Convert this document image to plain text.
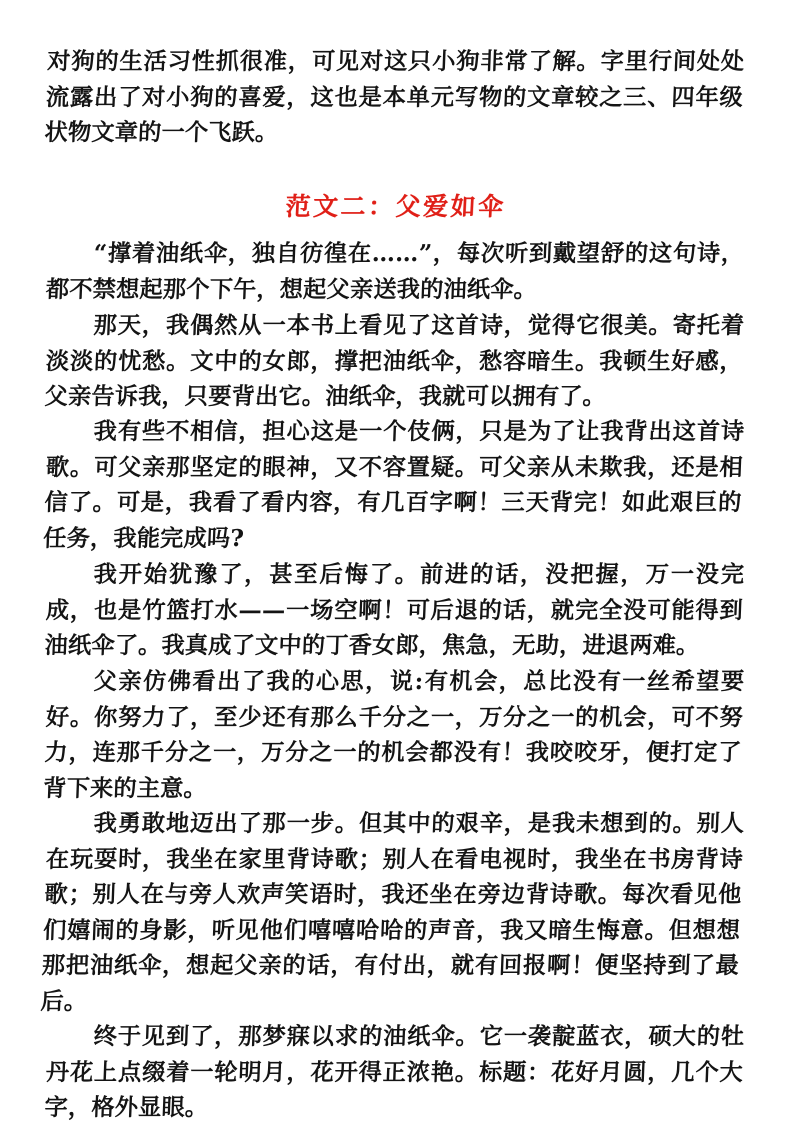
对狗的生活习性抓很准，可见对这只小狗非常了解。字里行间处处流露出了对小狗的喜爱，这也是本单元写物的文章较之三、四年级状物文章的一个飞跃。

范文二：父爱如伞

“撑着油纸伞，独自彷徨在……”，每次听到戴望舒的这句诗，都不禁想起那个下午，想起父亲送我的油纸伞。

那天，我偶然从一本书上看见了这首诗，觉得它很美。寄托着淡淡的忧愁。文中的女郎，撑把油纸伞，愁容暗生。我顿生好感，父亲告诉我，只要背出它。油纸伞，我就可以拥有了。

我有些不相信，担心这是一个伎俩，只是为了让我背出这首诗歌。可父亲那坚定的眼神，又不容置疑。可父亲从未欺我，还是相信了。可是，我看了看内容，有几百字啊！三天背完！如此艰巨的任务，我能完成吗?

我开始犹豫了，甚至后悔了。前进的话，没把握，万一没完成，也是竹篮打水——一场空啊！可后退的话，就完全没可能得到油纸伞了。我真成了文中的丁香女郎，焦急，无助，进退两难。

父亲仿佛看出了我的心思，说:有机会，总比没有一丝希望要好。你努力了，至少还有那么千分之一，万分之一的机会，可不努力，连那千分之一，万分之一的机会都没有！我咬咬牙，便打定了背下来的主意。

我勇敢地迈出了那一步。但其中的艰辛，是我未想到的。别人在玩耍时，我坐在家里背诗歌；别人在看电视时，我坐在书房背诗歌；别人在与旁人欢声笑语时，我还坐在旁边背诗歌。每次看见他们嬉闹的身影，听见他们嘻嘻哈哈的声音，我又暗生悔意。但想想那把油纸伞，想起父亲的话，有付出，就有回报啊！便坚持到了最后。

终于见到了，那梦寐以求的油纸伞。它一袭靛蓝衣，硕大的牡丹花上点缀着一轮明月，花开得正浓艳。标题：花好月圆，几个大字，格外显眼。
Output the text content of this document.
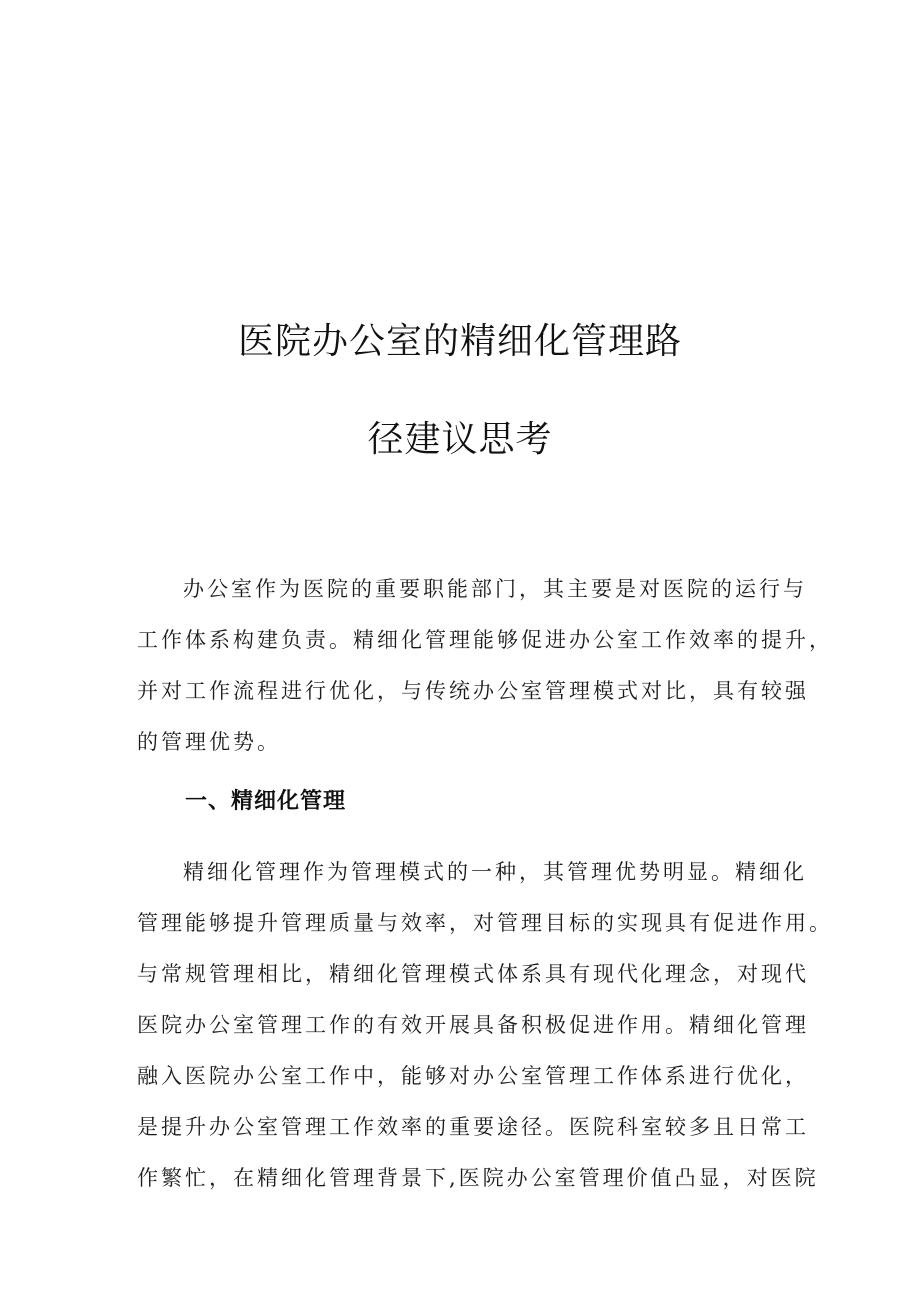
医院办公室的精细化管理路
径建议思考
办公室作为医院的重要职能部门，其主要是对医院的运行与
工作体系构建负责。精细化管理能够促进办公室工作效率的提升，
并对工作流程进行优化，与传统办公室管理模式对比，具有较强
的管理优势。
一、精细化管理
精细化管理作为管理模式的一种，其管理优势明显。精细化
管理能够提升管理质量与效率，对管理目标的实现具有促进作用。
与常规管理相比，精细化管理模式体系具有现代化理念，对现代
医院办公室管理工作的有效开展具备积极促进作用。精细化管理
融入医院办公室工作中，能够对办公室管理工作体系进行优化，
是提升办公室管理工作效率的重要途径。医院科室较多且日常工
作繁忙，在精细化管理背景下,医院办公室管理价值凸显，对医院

Your objective:
Copy the data character for character, but drop all pictures from the copy.

Worked solution:
Convert this document image to plain text.
对狗的生活习性抓很准，可见对这只小狗非常了解。字里行间处处流露出了对小狗的喜爱，这也是本单元写物的文章较之三、四年级状物文章的一个飞跃。

范文二：父爱如伞

“撑着油纸伞，独自彷徨在……”，每次听到戴望舒的这句诗，都不禁想起那个下午，想起父亲送我的油纸伞。

那天，我偶然从一本书上看见了这首诗，觉得它很美。寄托着淡淡的忧愁。文中的女郎，撑把油纸伞，愁容暗生。我顿生好感，父亲告诉我，只要背出它。油纸伞，我就可以拥有了。

我有些不相信，担心这是一个伎俩，只是为了让我背出这首诗歌。可父亲那坚定的眼神，又不容置疑。可父亲从未欺我，还是相信了。可是，我看了看内容，有几百字啊！三天背完！如此艰巨的任务，我能完成吗?

我开始犹豫了，甚至后悔了。前进的话，没把握，万一没完成，也是竹篮打水——一场空啊！可后退的话，就完全没可能得到油纸伞了。我真成了文中的丁香女郎，焦急，无助，进退两难。

父亲仿佛看出了我的心思，说:有机会，总比没有一丝希望要好。你努力了，至少还有那么千分之一，万分之一的机会，可不努力，连那千分之一，万分之一的机会都没有！我咬咬牙，便打定了背下来的主意。

我勇敢地迈出了那一步。但其中的艰辛，是我未想到的。别人在玩耍时，我坐在家里背诗歌；别人在看电视时，我坐在书房背诗歌；别人在与旁人欢声笑语时，我还坐在旁边背诗歌。每次看见他们嬉闹的身影，听见他们嘻嘻哈哈的声音，我又暗生悔意。但想想那把油纸伞，想起父亲的话，有付出，就有回报啊！便坚持到了最后。

终于见到了，那梦寐以求的油纸伞。它一袭靛蓝衣，硕大的牡丹花上点缀着一轮明月，花开得正浓艳。标题：花好月圆，几个大字，格外显眼。
Output the text content of this document.
医院办公室的精细化管理路
径建议思考
办公室作为医院的重要职能部门，其主要是对医院的运行与
工作体系构建负责。精细化管理能够促进办公室工作效率的提升，
并对工作流程进行优化，与传统办公室管理模式对比，具有较强
的管理优势。
一、精细化管理
精细化管理作为管理模式的一种，其管理优势明显。精细化
管理能够提升管理质量与效率，对管理目标的实现具有促进作用。
与常规管理相比，精细化管理模式体系具有现代化理念，对现代
医院办公室管理工作的有效开展具备积极促进作用。精细化管理
融入医院办公室工作中，能够对办公室管理工作体系进行优化，
是提升办公室管理工作效率的重要途径。医院科室较多且日常工
作繁忙，在精细化管理背景下,医院办公室管理价值凸显，对医院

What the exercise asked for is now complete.